— EXERCISE DIRECTIONS —
In the listing below, find every line containing "name" and copy it out.

[Part of a data file]
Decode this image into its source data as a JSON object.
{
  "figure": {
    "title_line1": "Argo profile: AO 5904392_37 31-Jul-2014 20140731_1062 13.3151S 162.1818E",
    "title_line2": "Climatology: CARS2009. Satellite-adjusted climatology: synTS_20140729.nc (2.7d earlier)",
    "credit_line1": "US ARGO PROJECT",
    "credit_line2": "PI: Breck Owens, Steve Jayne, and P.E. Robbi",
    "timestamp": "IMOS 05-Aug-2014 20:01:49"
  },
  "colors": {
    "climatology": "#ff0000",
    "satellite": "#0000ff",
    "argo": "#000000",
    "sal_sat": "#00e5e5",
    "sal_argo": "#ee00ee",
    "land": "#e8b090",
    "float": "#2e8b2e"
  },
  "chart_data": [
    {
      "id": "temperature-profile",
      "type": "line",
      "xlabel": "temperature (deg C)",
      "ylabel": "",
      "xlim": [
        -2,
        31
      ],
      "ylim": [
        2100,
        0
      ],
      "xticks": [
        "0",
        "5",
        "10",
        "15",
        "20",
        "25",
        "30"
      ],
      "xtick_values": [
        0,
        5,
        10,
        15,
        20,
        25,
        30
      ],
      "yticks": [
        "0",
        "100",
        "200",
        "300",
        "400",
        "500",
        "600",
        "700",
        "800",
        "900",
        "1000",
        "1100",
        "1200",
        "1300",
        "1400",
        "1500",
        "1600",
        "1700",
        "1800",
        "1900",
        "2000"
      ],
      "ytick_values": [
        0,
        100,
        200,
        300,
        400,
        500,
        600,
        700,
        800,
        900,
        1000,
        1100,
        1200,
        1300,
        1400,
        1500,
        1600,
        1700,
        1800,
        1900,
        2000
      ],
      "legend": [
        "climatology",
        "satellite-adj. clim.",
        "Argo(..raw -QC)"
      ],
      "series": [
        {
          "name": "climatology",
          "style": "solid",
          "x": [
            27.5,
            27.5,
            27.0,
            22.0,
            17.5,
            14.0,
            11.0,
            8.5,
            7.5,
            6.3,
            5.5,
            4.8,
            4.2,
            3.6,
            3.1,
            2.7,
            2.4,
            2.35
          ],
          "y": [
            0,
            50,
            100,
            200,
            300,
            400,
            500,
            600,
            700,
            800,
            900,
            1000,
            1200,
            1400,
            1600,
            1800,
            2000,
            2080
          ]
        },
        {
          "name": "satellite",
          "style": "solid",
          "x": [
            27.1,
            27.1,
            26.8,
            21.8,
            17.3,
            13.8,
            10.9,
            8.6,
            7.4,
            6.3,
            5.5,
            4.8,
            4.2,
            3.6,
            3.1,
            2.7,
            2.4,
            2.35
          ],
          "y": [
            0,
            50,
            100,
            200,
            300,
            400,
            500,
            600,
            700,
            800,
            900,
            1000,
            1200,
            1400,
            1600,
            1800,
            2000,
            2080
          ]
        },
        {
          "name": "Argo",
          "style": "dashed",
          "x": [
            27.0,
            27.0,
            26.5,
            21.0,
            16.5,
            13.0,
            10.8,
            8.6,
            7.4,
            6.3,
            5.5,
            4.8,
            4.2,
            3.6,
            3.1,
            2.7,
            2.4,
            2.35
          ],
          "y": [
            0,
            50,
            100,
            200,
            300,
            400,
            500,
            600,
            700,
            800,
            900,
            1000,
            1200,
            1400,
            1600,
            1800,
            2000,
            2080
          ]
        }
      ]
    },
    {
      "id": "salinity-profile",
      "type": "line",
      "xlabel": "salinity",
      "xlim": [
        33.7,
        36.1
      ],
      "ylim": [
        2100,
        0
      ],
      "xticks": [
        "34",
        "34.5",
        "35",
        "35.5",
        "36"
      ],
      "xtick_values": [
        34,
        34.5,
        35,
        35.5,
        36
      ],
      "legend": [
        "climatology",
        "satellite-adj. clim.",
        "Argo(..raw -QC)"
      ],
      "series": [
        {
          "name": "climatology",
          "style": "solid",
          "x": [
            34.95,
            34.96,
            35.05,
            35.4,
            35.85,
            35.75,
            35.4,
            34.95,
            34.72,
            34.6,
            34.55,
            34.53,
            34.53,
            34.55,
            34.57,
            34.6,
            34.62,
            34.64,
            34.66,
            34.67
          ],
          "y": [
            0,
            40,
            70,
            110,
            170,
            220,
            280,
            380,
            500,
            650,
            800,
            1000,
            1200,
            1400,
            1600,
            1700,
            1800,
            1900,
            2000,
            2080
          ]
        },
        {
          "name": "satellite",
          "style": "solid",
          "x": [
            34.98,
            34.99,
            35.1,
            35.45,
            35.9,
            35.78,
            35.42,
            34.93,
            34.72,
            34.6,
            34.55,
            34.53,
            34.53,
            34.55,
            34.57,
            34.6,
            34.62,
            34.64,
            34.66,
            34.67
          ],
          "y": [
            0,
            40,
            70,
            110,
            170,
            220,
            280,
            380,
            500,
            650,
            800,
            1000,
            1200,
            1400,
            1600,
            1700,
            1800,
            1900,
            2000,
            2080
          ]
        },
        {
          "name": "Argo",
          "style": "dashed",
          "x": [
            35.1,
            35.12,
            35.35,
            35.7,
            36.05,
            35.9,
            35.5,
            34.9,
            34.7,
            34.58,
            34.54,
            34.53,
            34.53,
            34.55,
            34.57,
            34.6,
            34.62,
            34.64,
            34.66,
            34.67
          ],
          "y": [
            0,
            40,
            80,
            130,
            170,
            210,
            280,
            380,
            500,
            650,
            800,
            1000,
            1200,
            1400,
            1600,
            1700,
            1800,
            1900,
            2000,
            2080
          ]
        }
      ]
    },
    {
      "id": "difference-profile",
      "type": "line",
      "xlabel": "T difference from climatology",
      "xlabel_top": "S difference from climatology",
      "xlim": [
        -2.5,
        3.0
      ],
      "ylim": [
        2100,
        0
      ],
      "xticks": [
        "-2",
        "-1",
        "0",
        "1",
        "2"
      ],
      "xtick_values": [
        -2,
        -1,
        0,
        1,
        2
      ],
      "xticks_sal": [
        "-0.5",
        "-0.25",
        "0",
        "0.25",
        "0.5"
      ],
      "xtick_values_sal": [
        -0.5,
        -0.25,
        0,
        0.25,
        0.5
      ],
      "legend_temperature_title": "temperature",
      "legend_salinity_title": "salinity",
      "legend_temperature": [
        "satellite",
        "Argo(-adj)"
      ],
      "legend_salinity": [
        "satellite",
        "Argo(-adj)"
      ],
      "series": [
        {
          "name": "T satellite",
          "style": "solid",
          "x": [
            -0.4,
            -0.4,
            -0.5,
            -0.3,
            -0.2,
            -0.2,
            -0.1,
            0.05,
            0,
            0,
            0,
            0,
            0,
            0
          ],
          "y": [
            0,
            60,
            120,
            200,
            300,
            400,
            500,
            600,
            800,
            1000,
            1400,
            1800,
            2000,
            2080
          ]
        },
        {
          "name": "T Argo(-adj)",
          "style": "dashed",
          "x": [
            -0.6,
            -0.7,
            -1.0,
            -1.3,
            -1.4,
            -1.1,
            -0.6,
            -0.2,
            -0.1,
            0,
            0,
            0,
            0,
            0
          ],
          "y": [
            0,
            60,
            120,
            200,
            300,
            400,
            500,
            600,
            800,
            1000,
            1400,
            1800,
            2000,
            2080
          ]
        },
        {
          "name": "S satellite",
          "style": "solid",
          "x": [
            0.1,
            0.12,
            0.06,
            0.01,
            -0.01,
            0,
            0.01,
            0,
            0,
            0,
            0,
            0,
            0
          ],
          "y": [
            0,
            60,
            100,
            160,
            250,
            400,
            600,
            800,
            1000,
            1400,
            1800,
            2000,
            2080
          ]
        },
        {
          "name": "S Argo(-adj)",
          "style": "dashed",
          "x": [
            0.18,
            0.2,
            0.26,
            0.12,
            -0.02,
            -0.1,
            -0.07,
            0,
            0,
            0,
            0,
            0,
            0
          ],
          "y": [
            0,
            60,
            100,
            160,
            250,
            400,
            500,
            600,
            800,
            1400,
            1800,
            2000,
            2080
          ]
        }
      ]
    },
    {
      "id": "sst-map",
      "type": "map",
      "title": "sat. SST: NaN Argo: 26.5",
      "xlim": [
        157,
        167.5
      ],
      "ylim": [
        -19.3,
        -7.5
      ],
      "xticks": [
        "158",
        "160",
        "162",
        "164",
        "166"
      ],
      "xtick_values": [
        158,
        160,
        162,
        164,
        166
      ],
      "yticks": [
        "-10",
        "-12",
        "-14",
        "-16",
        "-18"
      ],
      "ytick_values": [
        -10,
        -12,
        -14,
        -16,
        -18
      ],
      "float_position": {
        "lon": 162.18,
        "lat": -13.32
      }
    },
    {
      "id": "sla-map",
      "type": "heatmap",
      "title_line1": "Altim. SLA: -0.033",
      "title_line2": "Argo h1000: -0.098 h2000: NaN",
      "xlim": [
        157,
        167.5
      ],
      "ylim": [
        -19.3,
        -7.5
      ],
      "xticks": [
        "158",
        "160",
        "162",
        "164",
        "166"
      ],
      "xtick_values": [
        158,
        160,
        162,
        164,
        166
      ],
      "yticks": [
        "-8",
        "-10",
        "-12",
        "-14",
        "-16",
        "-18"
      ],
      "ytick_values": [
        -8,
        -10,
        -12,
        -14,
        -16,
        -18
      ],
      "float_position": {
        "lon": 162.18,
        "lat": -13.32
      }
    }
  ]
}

— RESPONSE BELOW —
          "name": "climatology",
          "name": "satellite",
          "name": "Argo",
          "name": "climatology",
          "name": "satellite",
          "name": "Argo",
          "name": "T satellite",
          "name": "T Argo(-adj)",
          "name": "S satellite",
          "name": "S Argo(-adj)",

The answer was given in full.